• [Instructions to follow]: Every line below that mentions the word "没有方向" should be copied out.

• [Data shown]:
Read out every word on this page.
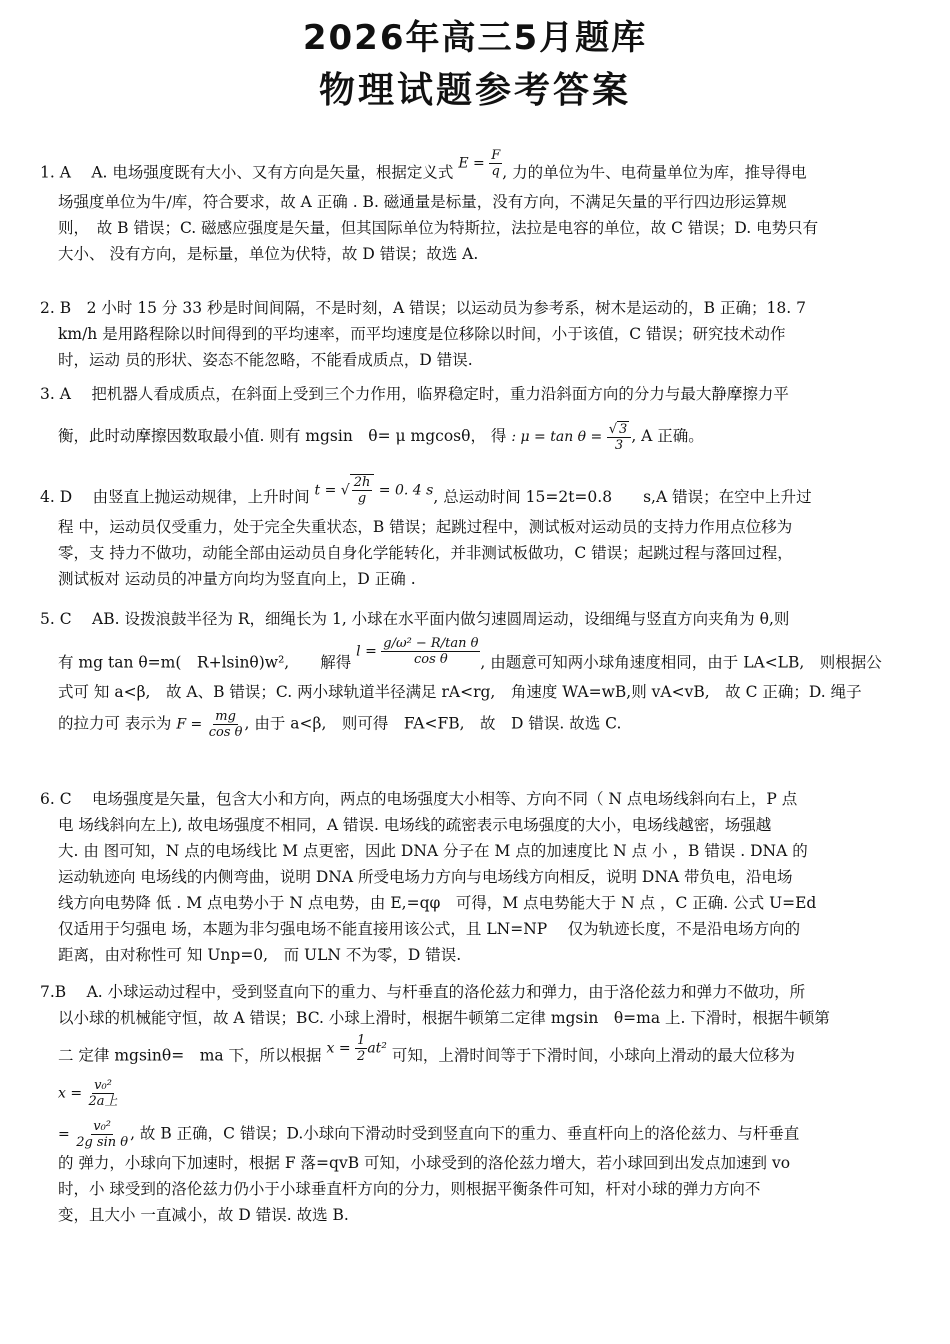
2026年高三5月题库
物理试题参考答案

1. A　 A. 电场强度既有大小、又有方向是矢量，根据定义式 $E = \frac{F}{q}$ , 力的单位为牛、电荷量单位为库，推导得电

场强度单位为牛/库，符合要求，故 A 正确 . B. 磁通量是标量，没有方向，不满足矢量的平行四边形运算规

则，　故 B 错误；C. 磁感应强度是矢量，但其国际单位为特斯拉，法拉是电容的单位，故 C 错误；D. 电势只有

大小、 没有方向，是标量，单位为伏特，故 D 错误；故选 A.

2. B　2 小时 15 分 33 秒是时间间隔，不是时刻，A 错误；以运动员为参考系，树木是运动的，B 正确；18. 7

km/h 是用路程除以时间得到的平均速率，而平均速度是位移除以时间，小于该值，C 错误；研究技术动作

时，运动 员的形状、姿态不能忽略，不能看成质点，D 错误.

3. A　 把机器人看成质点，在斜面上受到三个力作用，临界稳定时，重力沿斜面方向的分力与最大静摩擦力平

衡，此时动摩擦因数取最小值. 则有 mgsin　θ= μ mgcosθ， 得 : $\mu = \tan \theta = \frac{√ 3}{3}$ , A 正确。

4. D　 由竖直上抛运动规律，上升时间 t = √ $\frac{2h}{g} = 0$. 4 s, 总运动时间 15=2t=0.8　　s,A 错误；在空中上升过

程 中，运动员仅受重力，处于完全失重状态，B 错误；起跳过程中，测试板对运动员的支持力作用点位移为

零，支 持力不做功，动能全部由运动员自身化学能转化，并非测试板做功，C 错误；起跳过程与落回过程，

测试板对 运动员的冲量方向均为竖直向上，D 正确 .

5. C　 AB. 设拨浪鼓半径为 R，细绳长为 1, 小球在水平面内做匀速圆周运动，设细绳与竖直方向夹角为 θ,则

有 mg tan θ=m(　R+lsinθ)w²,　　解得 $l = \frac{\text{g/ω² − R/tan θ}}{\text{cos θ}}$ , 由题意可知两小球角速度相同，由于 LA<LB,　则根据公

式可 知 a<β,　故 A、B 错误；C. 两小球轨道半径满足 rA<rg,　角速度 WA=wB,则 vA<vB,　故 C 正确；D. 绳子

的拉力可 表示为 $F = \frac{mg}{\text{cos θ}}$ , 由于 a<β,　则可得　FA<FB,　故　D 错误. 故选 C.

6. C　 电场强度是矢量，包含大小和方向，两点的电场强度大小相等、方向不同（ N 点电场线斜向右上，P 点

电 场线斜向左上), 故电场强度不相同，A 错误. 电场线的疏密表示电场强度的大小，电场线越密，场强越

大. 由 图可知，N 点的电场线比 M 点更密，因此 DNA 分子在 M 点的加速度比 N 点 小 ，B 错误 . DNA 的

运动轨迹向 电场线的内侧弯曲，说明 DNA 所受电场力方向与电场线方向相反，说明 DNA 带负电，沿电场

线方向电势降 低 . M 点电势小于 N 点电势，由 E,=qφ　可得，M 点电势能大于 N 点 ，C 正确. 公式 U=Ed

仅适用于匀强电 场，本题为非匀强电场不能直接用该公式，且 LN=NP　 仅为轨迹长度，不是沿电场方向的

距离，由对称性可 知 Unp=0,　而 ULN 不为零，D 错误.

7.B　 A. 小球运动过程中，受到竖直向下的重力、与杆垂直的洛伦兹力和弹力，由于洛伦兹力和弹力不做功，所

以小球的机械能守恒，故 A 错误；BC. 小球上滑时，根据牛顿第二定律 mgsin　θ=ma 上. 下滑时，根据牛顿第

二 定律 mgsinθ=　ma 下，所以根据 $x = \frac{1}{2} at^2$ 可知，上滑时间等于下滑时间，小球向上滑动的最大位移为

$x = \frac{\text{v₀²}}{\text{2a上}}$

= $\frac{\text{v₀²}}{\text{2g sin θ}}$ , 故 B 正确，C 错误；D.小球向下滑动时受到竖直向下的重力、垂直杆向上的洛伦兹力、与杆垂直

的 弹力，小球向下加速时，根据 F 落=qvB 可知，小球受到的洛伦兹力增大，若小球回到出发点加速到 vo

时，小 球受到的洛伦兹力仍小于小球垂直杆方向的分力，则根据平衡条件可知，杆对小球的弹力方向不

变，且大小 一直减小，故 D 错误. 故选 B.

• [Task response]:
场强度单位为牛/库，符合要求，故 A 正确 . B. 磁通量是标量，没有方向，不满足矢量的平行四边形运算规
大小、 没有方向，是标量，单位为伏特，故 D 错误；故选 A.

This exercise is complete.